Given request
From the listing that follows, output everything exactly except the pictures.

Information given

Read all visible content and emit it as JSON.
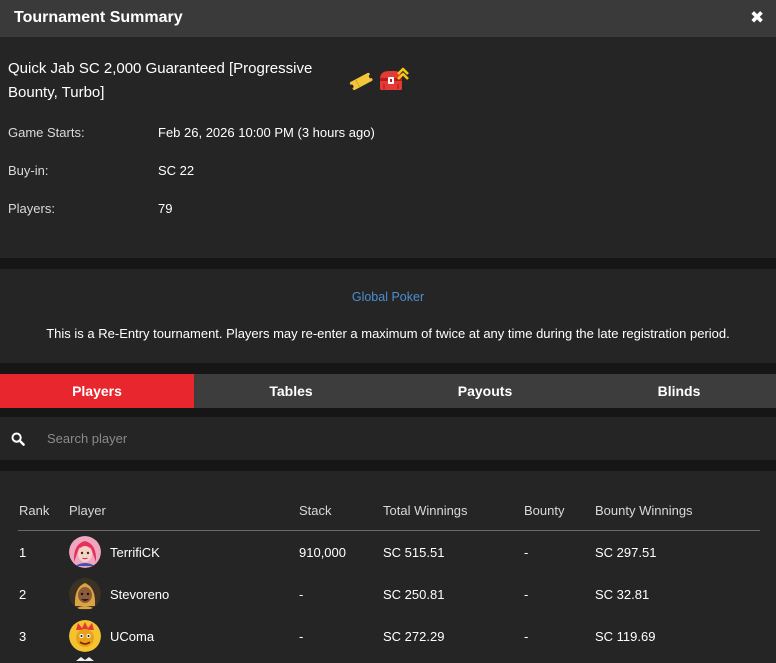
{
  "window": {
    "title": "Tournament Summary",
    "close_symbol": "✖"
  },
  "tournament": {
    "name": "Quick Jab SC 2,000 Guaranteed [Progressive Bounty, Turbo]",
    "icons": [
      "ticket-icon",
      "progressive-bounty-chest-icon"
    ],
    "rows": [
      {
        "label": "Game Starts:",
        "value": "Feb 26, 2026 10:00 PM (3 hours ago)"
      },
      {
        "label": "Buy-in:",
        "value": "SC 22"
      },
      {
        "label": "Players:",
        "value": "79"
      }
    ]
  },
  "notice": {
    "network": "Global Poker",
    "text": "This is a Re-Entry tournament. Players may re-enter a maximum of twice at any time during the late registration period."
  },
  "tabs": [
    {
      "label": "Players",
      "active": true
    },
    {
      "label": "Tables",
      "active": false
    },
    {
      "label": "Payouts",
      "active": false
    },
    {
      "label": "Blinds",
      "active": false
    }
  ],
  "search": {
    "placeholder": "Search player",
    "value": ""
  },
  "players_table": {
    "columns": [
      "Rank",
      "Player",
      "Stack",
      "Total Winnings",
      "Bounty",
      "Bounty Winnings"
    ],
    "rows": [
      {
        "rank": "1",
        "player": "TerrifiCK",
        "stack": "910,000",
        "total_winnings": "SC 515.51",
        "bounty": "-",
        "bounty_winnings": "SC 297.51"
      },
      {
        "rank": "2",
        "player": "Stevoreno",
        "stack": "-",
        "total_winnings": "SC 250.81",
        "bounty": "-",
        "bounty_winnings": "SC 32.81"
      },
      {
        "rank": "3",
        "player": "UComa",
        "stack": "-",
        "total_winnings": "SC 272.29",
        "bounty": "-",
        "bounty_winnings": "SC 119.69"
      }
    ]
  },
  "colors": {
    "accent": "#e8262d",
    "link": "#4b8fd1",
    "header_bg": "#3a3a3a",
    "panel_bg": "#252525",
    "page_bg": "#161616",
    "tab_bg": "#3d3d3d"
  }
}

Finished task
Read all visible content and emit it as JSON.
{
  "window": {
    "title": "Tournament Summary",
    "close_symbol": "✖"
  },
  "tournament": {
    "name": "Quick Jab SC 2,000 Guaranteed [Progressive Bounty, Turbo]",
    "icons": [
      "ticket-icon",
      "progressive-bounty-chest-icon"
    ],
    "rows": [
      {
        "label": "Game Starts:",
        "value": "Feb 26, 2026 10:00 PM (3 hours ago)"
      },
      {
        "label": "Buy-in:",
        "value": "SC 22"
      },
      {
        "label": "Players:",
        "value": "79"
      }
    ]
  },
  "notice": {
    "network": "Global Poker",
    "text": "This is a Re-Entry tournament. Players may re-enter a maximum of twice at any time during the late registration period."
  },
  "tabs": [
    {
      "label": "Players",
      "active": true
    },
    {
      "label": "Tables",
      "active": false
    },
    {
      "label": "Payouts",
      "active": false
    },
    {
      "label": "Blinds",
      "active": false
    }
  ],
  "search": {
    "placeholder": "Search player",
    "value": ""
  },
  "players_table": {
    "columns": [
      "Rank",
      "Player",
      "Stack",
      "Total Winnings",
      "Bounty",
      "Bounty Winnings"
    ],
    "rows": [
      {
        "rank": "1",
        "player": "TerrifiCK",
        "stack": "910,000",
        "total_winnings": "SC 515.51",
        "bounty": "-",
        "bounty_winnings": "SC 297.51"
      },
      {
        "rank": "2",
        "player": "Stevoreno",
        "stack": "-",
        "total_winnings": "SC 250.81",
        "bounty": "-",
        "bounty_winnings": "SC 32.81"
      },
      {
        "rank": "3",
        "player": "UComa",
        "stack": "-",
        "total_winnings": "SC 272.29",
        "bounty": "-",
        "bounty_winnings": "SC 119.69"
      }
    ]
  },
  "colors": {
    "accent": "#e8262d",
    "link": "#4b8fd1",
    "header_bg": "#3a3a3a",
    "panel_bg": "#252525",
    "page_bg": "#161616",
    "tab_bg": "#3d3d3d"
  }
}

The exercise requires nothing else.